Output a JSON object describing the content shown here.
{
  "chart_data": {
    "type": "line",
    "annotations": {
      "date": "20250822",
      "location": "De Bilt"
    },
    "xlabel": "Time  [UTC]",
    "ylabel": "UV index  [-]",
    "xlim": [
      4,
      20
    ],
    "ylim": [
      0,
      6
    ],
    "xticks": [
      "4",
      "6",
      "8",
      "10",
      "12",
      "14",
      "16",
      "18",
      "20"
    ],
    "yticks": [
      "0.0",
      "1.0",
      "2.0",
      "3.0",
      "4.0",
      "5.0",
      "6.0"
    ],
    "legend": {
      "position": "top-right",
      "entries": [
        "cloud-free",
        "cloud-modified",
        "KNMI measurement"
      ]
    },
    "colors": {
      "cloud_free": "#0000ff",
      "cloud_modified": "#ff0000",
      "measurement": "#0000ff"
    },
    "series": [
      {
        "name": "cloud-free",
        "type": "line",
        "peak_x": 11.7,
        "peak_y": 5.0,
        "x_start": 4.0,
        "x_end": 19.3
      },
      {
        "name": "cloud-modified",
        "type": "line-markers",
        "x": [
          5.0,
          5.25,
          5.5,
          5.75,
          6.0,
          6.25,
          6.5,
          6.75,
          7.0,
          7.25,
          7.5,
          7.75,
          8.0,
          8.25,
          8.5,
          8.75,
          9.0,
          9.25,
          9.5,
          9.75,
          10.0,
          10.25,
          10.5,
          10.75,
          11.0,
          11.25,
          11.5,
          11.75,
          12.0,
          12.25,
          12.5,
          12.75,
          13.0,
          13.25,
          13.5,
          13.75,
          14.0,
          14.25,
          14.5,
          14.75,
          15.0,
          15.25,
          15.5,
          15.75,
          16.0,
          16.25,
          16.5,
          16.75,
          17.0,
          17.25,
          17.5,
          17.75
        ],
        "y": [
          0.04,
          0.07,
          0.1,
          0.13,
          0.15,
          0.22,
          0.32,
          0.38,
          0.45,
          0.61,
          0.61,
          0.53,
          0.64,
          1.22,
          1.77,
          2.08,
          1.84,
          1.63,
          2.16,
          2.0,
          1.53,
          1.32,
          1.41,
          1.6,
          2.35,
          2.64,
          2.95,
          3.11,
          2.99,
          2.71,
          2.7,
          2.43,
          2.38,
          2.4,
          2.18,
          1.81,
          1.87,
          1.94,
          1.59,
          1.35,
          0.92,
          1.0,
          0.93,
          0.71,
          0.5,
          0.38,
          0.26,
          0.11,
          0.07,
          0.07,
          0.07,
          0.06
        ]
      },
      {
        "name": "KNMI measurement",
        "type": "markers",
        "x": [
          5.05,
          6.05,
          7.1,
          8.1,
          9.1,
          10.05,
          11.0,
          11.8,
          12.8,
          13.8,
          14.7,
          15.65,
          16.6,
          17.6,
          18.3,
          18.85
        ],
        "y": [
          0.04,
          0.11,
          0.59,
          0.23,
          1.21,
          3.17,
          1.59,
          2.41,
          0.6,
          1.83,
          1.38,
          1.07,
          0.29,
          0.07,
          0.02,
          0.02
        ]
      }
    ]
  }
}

• What you will do:
Word for word, quote all of the data above.

• Exercise answer:
Output a JSON object describing the content shown here.
{
  "chart_data": {
    "type": "line",
    "annotations": {
      "date": "20250822",
      "location": "De Bilt"
    },
    "xlabel": "Time  [UTC]",
    "ylabel": "UV index  [-]",
    "xlim": [
      4,
      20
    ],
    "ylim": [
      0,
      6
    ],
    "xticks": [
      "4",
      "6",
      "8",
      "10",
      "12",
      "14",
      "16",
      "18",
      "20"
    ],
    "yticks": [
      "0.0",
      "1.0",
      "2.0",
      "3.0",
      "4.0",
      "5.0",
      "6.0"
    ],
    "legend": {
      "position": "top-right",
      "entries": [
        "cloud-free",
        "cloud-modified",
        "KNMI measurement"
      ]
    },
    "colors": {
      "cloud_free": "#0000ff",
      "cloud_modified": "#ff0000",
      "measurement": "#0000ff"
    },
    "series": [
      {
        "name": "cloud-free",
        "type": "line",
        "peak_x": 11.7,
        "peak_y": 5.0,
        "x_start": 4.0,
        "x_end": 19.3
      },
      {
        "name": "cloud-modified",
        "type": "line-markers",
        "x": [
          5.0,
          5.25,
          5.5,
          5.75,
          6.0,
          6.25,
          6.5,
          6.75,
          7.0,
          7.25,
          7.5,
          7.75,
          8.0,
          8.25,
          8.5,
          8.75,
          9.0,
          9.25,
          9.5,
          9.75,
          10.0,
          10.25,
          10.5,
          10.75,
          11.0,
          11.25,
          11.5,
          11.75,
          12.0,
          12.25,
          12.5,
          12.75,
          13.0,
          13.25,
          13.5,
          13.75,
          14.0,
          14.25,
          14.5,
          14.75,
          15.0,
          15.25,
          15.5,
          15.75,
          16.0,
          16.25,
          16.5,
          16.75,
          17.0,
          17.25,
          17.5,
          17.75
        ],
        "y": [
          0.04,
          0.07,
          0.1,
          0.13,
          0.15,
          0.22,
          0.32,
          0.38,
          0.45,
          0.61,
          0.61,
          0.53,
          0.64,
          1.22,
          1.77,
          2.08,
          1.84,
          1.63,
          2.16,
          2.0,
          1.53,
          1.32,
          1.41,
          1.6,
          2.35,
          2.64,
          2.95,
          3.11,
          2.99,
          2.71,
          2.7,
          2.43,
          2.38,
          2.4,
          2.18,
          1.81,
          1.87,
          1.94,
          1.59,
          1.35,
          0.92,
          1.0,
          0.93,
          0.71,
          0.5,
          0.38,
          0.26,
          0.11,
          0.07,
          0.07,
          0.07,
          0.06
        ]
      },
      {
        "name": "KNMI measurement",
        "type": "markers",
        "x": [
          5.05,
          6.05,
          7.1,
          8.1,
          9.1,
          10.05,
          11.0,
          11.8,
          12.8,
          13.8,
          14.7,
          15.65,
          16.6,
          17.6,
          18.3,
          18.85
        ],
        "y": [
          0.04,
          0.11,
          0.59,
          0.23,
          1.21,
          3.17,
          1.59,
          2.41,
          0.6,
          1.83,
          1.38,
          1.07,
          0.29,
          0.07,
          0.02,
          0.02
        ]
      }
    ]
  }
}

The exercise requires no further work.